## TASK OBJECTIVE
Your task is to extract every line from the material below exactly.

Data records
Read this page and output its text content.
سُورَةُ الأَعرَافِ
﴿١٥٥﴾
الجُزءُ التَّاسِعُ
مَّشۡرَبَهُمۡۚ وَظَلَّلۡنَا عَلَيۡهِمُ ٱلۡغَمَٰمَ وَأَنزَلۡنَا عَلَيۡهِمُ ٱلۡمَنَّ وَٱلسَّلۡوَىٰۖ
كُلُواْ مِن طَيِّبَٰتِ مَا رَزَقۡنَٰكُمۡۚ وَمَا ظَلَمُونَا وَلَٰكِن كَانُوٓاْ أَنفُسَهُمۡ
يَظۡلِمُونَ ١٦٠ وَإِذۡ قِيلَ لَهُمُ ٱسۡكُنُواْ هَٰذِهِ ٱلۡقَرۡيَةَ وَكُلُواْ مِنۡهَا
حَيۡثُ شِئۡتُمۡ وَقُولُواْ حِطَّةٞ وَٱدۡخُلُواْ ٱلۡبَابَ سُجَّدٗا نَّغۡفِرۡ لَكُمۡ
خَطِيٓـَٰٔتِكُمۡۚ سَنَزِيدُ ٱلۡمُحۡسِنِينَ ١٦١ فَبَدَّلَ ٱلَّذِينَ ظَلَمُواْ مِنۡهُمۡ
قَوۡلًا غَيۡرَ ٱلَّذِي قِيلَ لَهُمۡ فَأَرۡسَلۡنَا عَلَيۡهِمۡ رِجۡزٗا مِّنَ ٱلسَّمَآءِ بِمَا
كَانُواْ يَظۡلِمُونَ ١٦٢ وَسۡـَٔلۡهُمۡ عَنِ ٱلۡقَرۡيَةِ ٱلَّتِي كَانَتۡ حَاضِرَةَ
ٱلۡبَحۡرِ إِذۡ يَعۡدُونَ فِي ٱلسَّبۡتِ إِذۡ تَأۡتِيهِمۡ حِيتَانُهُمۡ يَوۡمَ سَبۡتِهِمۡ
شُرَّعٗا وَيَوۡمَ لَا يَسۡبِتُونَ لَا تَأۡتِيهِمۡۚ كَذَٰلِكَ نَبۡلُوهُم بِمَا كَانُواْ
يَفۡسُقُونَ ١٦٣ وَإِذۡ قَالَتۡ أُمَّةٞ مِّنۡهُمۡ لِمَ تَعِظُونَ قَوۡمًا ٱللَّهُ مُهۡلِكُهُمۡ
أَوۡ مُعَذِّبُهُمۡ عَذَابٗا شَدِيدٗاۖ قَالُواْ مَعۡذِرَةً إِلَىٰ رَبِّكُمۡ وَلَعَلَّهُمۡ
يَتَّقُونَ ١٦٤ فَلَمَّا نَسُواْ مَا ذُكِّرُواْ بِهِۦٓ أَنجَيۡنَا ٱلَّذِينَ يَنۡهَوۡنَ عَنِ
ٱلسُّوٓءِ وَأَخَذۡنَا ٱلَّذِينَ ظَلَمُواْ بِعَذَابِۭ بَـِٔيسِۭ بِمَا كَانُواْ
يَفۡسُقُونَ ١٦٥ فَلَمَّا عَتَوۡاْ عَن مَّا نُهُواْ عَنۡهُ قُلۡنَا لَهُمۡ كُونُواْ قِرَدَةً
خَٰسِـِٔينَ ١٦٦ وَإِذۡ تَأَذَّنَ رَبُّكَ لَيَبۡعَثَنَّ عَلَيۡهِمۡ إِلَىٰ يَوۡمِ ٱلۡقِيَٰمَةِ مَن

## TASK ANSWER
Read this page and output its text content.
سُورَةُ الأَعرَافِ
﴿١٥٥﴾
الجُزءُ التَّاسِعُ
مَّشۡرَبَهُمۡۚ وَظَلَّلۡنَا عَلَيۡهِمُ ٱلۡغَمَٰمَ وَأَنزَلۡنَا عَلَيۡهِمُ ٱلۡمَنَّ وَٱلسَّلۡوَىٰۖ
كُلُواْ مِن طَيِّبَٰتِ مَا رَزَقۡنَٰكُمۡۚ وَمَا ظَلَمُونَا وَلَٰكِن كَانُوٓاْ أَنفُسَهُمۡ
يَظۡلِمُونَ ١٦٠ وَإِذۡ قِيلَ لَهُمُ ٱسۡكُنُواْ هَٰذِهِ ٱلۡقَرۡيَةَ وَكُلُواْ مِنۡهَا
حَيۡثُ شِئۡتُمۡ وَقُولُواْ حِطَّةٞ وَٱدۡخُلُواْ ٱلۡبَابَ سُجَّدٗا نَّغۡفِرۡ لَكُمۡ
خَطِيٓـَٰٔتِكُمۡۚ سَنَزِيدُ ٱلۡمُحۡسِنِينَ ١٦١ فَبَدَّلَ ٱلَّذِينَ ظَلَمُواْ مِنۡهُمۡ
قَوۡلًا غَيۡرَ ٱلَّذِي قِيلَ لَهُمۡ فَأَرۡسَلۡنَا عَلَيۡهِمۡ رِجۡزٗا مِّنَ ٱلسَّمَآءِ بِمَا
كَانُواْ يَظۡلِمُونَ ١٦٢ وَسۡـَٔلۡهُمۡ عَنِ ٱلۡقَرۡيَةِ ٱلَّتِي كَانَتۡ حَاضِرَةَ
ٱلۡبَحۡرِ إِذۡ يَعۡدُونَ فِي ٱلسَّبۡتِ إِذۡ تَأۡتِيهِمۡ حِيتَانُهُمۡ يَوۡمَ سَبۡتِهِمۡ
شُرَّعٗا وَيَوۡمَ لَا يَسۡبِتُونَ لَا تَأۡتِيهِمۡۚ كَذَٰلِكَ نَبۡلُوهُم بِمَا كَانُواْ
يَفۡسُقُونَ ١٦٣ وَإِذۡ قَالَتۡ أُمَّةٞ مِّنۡهُمۡ لِمَ تَعِظُونَ قَوۡمًا ٱللَّهُ مُهۡلِكُهُمۡ
أَوۡ مُعَذِّبُهُمۡ عَذَابٗا شَدِيدٗاۖ قَالُواْ مَعۡذِرَةً إِلَىٰ رَبِّكُمۡ وَلَعَلَّهُمۡ
يَتَّقُونَ ١٦٤ فَلَمَّا نَسُواْ مَا ذُكِّرُواْ بِهِۦٓ أَنجَيۡنَا ٱلَّذِينَ يَنۡهَوۡنَ عَنِ
ٱلسُّوٓءِ وَأَخَذۡنَا ٱلَّذِينَ ظَلَمُواْ بِعَذَابِۭ بَـِٔيسِۭ بِمَا كَانُواْ
يَفۡسُقُونَ ١٦٥ فَلَمَّا عَتَوۡاْ عَن مَّا نُهُواْ عَنۡهُ قُلۡنَا لَهُمۡ كُونُواْ قِرَدَةً
خَٰسِـِٔينَ ١٦٦ وَإِذۡ تَأَذَّنَ رَبُّكَ لَيَبۡعَثَنَّ عَلَيۡهِمۡ إِلَىٰ يَوۡمِ ٱلۡقِيَٰمَةِ مَن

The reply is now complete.